▶ [Problem to solve]:
Collect every line that includes the string "model".

▶ [Stored records]:
** start **
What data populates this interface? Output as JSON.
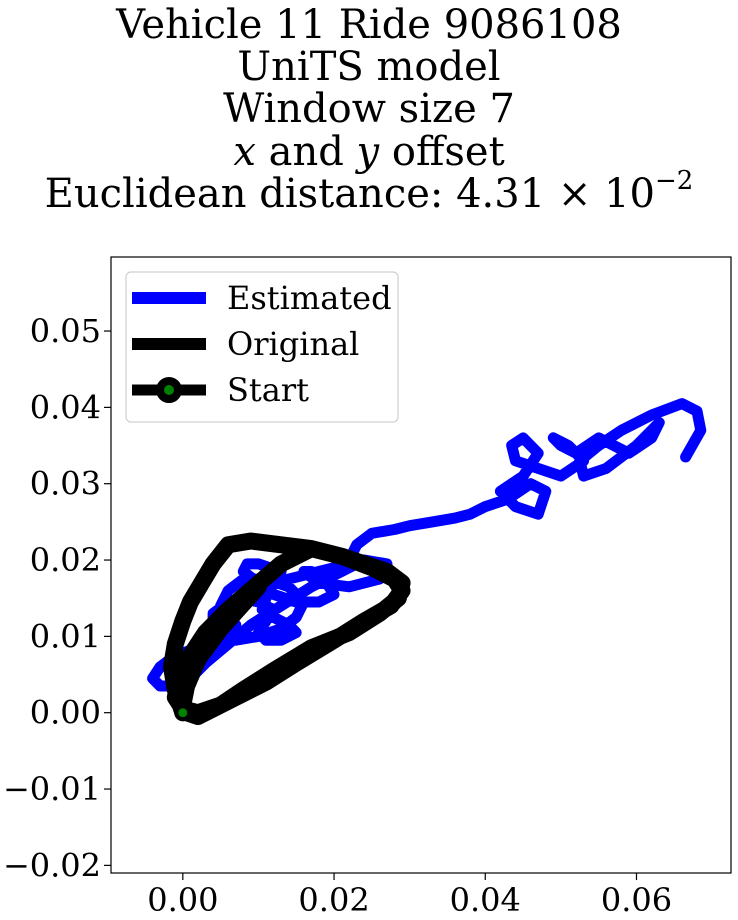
{
  "title": {
    "line1": "Vehicle 11 Ride 9086108",
    "line2": "UniTS model",
    "line3": "Window size 7",
    "line4_x": "x",
    "line4_mid": " and ",
    "line4_y": "y",
    "line4_end": " offset",
    "line5_prefix": "Euclidean distance: 4.31 × 10",
    "line5_exp": "−2"
  },
  "chart_data": {
    "type": "line",
    "title": "Vehicle 11 Ride 9086108 UniTS model Window size 7 x and y offset Euclidean distance: 4.31×10^-2",
    "xlabel": "",
    "ylabel": "",
    "xlim": [
      -0.0095,
      0.0725
    ],
    "ylim": [
      -0.021,
      0.0597
    ],
    "xticks": [
      0.0,
      0.02,
      0.04,
      0.06
    ],
    "xtick_labels": [
      "0.00",
      "0.02",
      "0.04",
      "0.06"
    ],
    "yticks": [
      -0.02,
      -0.01,
      0.0,
      0.01,
      0.02,
      0.03,
      0.04,
      0.05
    ],
    "ytick_labels": [
      "−0.02",
      "−0.01",
      "0.00",
      "0.01",
      "0.02",
      "0.03",
      "0.04",
      "0.05"
    ],
    "grid": false,
    "legend_position": "top-left",
    "series": [
      {
        "name": "Estimated",
        "color": "#0000ff",
        "x": [
          0.0665,
          0.0685,
          0.068,
          0.066,
          0.062,
          0.058,
          0.055,
          0.0525,
          0.053,
          0.056,
          0.06,
          0.063,
          0.062,
          0.059,
          0.055,
          0.052,
          0.05,
          0.049,
          0.051,
          0.053,
          0.05,
          0.047,
          0.044,
          0.0435,
          0.045,
          0.047,
          0.045,
          0.042,
          0.044,
          0.047,
          0.048,
          0.046,
          0.043,
          0.04,
          0.038,
          0.036,
          0.033,
          0.03,
          0.028,
          0.025,
          0.023,
          0.022,
          0.02,
          0.018,
          0.016,
          0.014,
          0.012,
          0.011,
          0.0105,
          0.012,
          0.014,
          0.015,
          0.013,
          0.011,
          0.01,
          0.011,
          0.012,
          0.01,
          0.008,
          0.006,
          0.004,
          0.004,
          0.005,
          0.007,
          0.01,
          0.013,
          0.015,
          0.016,
          0.014,
          0.011,
          0.008,
          0.006,
          0.005,
          0.006,
          0.007,
          0.005,
          0.002,
          -0.001,
          -0.003,
          -0.004,
          -0.003,
          -0.001,
          0.001,
          0.003,
          0.006,
          0.009,
          0.013,
          0.017,
          0.021,
          0.024,
          0.027,
          0.026,
          0.022,
          0.018,
          0.016,
          0.017,
          0.019,
          0.02,
          0.018,
          0.015,
          0.012,
          0.01,
          0.008,
          0.0085,
          0.01,
          0.0115,
          0.013
        ],
        "y": [
          0.0335,
          0.037,
          0.0395,
          0.0405,
          0.039,
          0.037,
          0.035,
          0.033,
          0.031,
          0.032,
          0.035,
          0.038,
          0.036,
          0.034,
          0.036,
          0.034,
          0.035,
          0.036,
          0.035,
          0.033,
          0.031,
          0.032,
          0.033,
          0.035,
          0.036,
          0.034,
          0.031,
          0.029,
          0.027,
          0.026,
          0.029,
          0.03,
          0.028,
          0.027,
          0.026,
          0.0255,
          0.025,
          0.0245,
          0.024,
          0.0235,
          0.022,
          0.02,
          0.019,
          0.0185,
          0.018,
          0.0175,
          0.017,
          0.015,
          0.0135,
          0.0125,
          0.0115,
          0.0105,
          0.0095,
          0.0095,
          0.0105,
          0.012,
          0.0135,
          0.0145,
          0.015,
          0.0145,
          0.013,
          0.011,
          0.01,
          0.0095,
          0.01,
          0.011,
          0.0125,
          0.0145,
          0.0165,
          0.0175,
          0.0175,
          0.016,
          0.014,
          0.0125,
          0.0115,
          0.0095,
          0.0085,
          0.0075,
          0.006,
          0.0045,
          0.0035,
          0.0035,
          0.0045,
          0.0065,
          0.009,
          0.0115,
          0.014,
          0.0165,
          0.0185,
          0.02,
          0.0195,
          0.0175,
          0.0165,
          0.017,
          0.0185,
          0.0185,
          0.017,
          0.0155,
          0.0145,
          0.0145,
          0.0155,
          0.017,
          0.0185,
          0.0195,
          0.0195,
          0.019,
          0.0185
        ]
      },
      {
        "name": "Original",
        "color": "#000000",
        "x": [
          0.0,
          -0.001,
          -0.0015,
          -0.001,
          0.0,
          0.001,
          0.0025,
          0.004,
          0.006,
          0.009,
          0.013,
          0.017,
          0.021,
          0.024,
          0.027,
          0.029,
          0.0285,
          0.026,
          0.022,
          0.017,
          0.012,
          0.008,
          0.005,
          0.002,
          0.0,
          -0.001,
          -0.0005,
          0.001,
          0.003,
          0.006,
          0.0095,
          0.013,
          0.017,
          0.021,
          0.025,
          0.028,
          0.029,
          0.0275,
          0.024,
          0.02,
          0.015,
          0.011,
          0.007,
          0.004,
          0.002,
          0.0005,
          0.0,
          0.0005,
          0.002,
          0.005,
          0.01
        ],
        "y": [
          0.0,
          0.003,
          0.006,
          0.009,
          0.012,
          0.0145,
          0.017,
          0.0195,
          0.022,
          0.0225,
          0.022,
          0.0215,
          0.0205,
          0.0195,
          0.0185,
          0.017,
          0.015,
          0.013,
          0.0105,
          0.0085,
          0.0055,
          0.003,
          0.001,
          0.0,
          0.0005,
          0.002,
          0.0045,
          0.0075,
          0.0105,
          0.0135,
          0.0165,
          0.0195,
          0.0215,
          0.0205,
          0.019,
          0.0175,
          0.016,
          0.014,
          0.012,
          0.0095,
          0.0065,
          0.004,
          0.002,
          0.0005,
          -0.0005,
          0.0,
          0.001,
          0.0035,
          0.007,
          0.011,
          0.0165
        ]
      },
      {
        "name": "Start",
        "type": "scatter",
        "color": "#008000",
        "edgecolor": "#000000",
        "x": [
          0.0
        ],
        "y": [
          0.0
        ]
      }
    ]
  }
}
** end **
▶ [Response below]:
    "line2": "UniTS model",
    "title": "Vehicle 11 Ride 9086108 UniTS model Window size 7 x and y offset Euclidean distance: 4.31×10^-2",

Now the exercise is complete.